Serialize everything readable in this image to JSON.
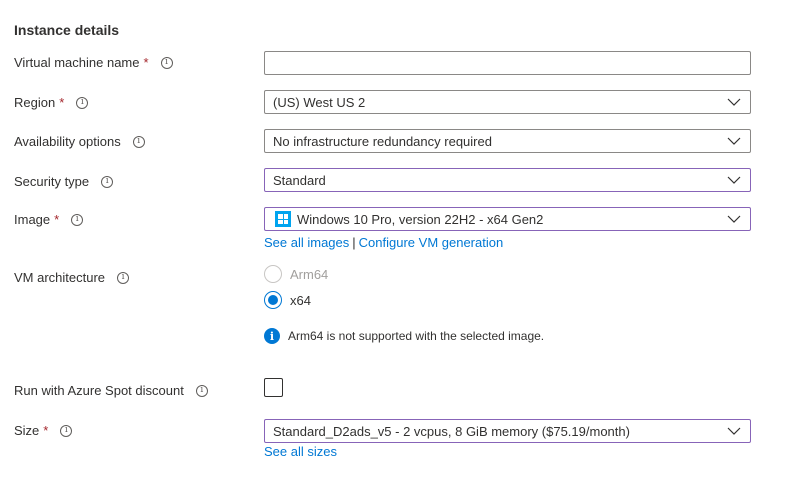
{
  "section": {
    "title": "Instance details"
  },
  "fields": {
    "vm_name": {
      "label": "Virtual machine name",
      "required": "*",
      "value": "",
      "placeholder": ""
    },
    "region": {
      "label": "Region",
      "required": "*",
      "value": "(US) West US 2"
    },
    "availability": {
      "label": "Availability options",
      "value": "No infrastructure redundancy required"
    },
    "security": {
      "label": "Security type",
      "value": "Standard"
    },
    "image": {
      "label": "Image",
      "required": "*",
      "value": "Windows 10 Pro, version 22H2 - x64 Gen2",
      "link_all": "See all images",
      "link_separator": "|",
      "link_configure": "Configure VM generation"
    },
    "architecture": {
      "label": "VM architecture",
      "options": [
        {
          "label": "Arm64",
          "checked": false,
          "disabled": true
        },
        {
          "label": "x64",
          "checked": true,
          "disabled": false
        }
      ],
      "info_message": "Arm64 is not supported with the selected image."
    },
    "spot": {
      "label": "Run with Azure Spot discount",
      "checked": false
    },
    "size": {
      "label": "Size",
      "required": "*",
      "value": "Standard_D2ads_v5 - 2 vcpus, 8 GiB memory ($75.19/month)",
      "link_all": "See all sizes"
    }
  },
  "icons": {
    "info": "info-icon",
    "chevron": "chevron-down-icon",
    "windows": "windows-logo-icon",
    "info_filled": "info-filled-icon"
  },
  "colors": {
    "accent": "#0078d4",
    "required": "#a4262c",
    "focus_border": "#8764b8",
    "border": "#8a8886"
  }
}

==

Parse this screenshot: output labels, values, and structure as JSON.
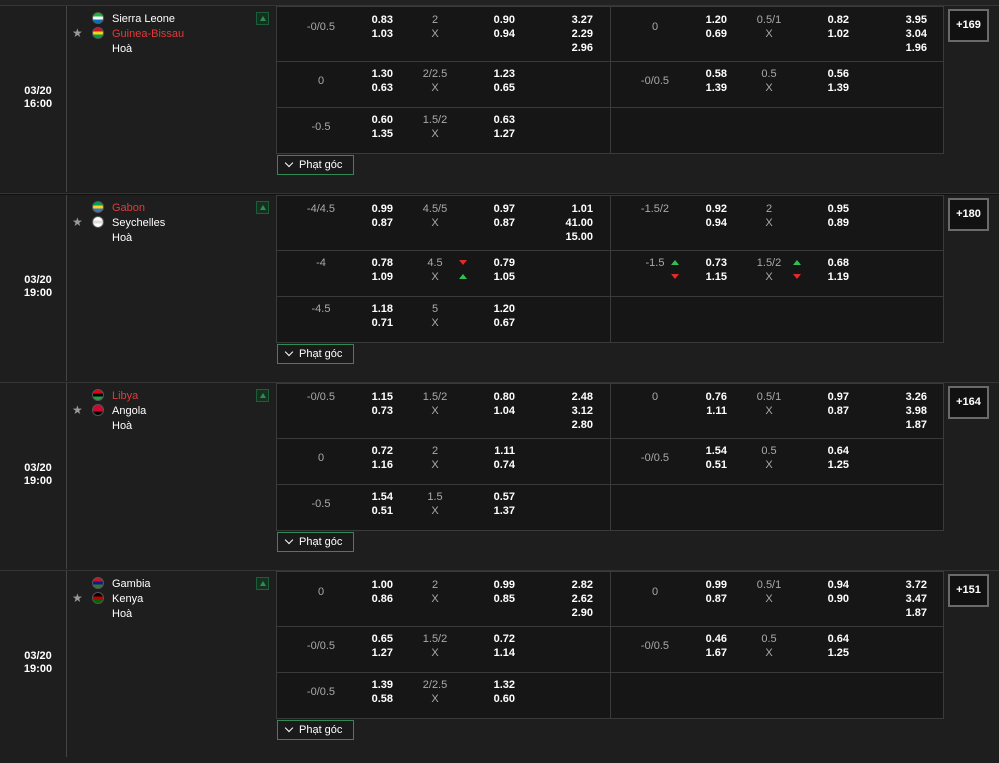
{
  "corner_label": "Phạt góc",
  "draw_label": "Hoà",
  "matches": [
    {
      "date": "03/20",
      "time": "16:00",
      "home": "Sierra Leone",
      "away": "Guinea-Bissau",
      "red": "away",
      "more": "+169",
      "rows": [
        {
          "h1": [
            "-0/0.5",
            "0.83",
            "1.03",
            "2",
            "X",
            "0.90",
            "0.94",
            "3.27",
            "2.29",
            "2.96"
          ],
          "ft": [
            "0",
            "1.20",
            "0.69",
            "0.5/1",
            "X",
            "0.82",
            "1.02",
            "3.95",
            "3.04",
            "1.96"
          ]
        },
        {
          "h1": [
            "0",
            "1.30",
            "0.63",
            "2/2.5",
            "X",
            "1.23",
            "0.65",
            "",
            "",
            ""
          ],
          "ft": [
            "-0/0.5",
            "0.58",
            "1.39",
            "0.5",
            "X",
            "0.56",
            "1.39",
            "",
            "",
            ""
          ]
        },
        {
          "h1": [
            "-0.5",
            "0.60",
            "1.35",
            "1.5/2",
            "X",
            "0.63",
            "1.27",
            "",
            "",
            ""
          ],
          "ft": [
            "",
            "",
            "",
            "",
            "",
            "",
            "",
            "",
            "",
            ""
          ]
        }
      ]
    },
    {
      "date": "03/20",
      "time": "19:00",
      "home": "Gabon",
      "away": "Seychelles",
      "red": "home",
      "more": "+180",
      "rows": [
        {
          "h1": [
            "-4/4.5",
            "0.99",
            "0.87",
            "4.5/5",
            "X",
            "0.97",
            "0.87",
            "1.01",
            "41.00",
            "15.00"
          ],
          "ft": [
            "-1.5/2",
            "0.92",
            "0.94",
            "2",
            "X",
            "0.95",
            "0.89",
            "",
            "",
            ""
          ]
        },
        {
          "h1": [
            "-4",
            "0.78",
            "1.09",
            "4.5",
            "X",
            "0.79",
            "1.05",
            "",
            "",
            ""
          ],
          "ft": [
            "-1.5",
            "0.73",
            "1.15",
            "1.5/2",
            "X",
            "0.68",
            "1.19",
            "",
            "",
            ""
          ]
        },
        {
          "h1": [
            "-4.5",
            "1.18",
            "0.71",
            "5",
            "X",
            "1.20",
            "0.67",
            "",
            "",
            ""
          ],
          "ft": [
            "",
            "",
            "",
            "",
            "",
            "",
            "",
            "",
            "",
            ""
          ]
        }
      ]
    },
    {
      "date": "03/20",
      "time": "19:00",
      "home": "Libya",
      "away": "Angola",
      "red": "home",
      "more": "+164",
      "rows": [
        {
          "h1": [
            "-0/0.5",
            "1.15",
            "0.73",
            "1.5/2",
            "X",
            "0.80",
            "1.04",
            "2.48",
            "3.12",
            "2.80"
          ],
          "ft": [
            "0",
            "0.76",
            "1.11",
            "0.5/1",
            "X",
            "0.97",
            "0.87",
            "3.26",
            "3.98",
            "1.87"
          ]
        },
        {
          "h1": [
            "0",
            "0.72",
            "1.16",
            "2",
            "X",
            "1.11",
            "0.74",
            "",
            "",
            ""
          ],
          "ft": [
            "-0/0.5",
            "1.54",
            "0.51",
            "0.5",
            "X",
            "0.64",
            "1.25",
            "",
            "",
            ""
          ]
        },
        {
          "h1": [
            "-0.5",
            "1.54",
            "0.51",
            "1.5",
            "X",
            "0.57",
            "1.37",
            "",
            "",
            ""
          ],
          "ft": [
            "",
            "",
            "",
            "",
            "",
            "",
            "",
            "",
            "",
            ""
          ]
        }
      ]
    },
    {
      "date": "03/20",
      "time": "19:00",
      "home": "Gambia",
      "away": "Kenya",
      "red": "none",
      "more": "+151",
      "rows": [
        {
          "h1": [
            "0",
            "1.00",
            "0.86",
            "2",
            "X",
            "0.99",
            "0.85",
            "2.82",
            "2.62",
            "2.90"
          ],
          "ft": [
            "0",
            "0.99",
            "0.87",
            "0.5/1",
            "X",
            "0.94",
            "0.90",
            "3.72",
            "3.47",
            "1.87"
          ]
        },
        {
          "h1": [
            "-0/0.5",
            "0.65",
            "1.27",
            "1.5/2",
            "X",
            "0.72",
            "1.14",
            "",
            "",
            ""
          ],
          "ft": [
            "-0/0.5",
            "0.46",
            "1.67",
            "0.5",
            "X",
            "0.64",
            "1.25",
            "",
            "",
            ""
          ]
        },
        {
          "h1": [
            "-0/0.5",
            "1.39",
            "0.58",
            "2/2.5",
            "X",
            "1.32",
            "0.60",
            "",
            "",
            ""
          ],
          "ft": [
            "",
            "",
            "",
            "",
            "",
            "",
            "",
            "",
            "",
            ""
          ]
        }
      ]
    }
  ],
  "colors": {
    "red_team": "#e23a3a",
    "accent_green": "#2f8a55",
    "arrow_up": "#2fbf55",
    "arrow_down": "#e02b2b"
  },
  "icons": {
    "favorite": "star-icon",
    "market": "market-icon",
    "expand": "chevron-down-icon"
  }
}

# [EXERCISE]
Gather up the lines that contain the word "with".

# [SOLUTION TO THE EXERCISE]
      "info_message": "Arm64 is not supported with the selected image."
      "label": "Run with Azure Spot discount",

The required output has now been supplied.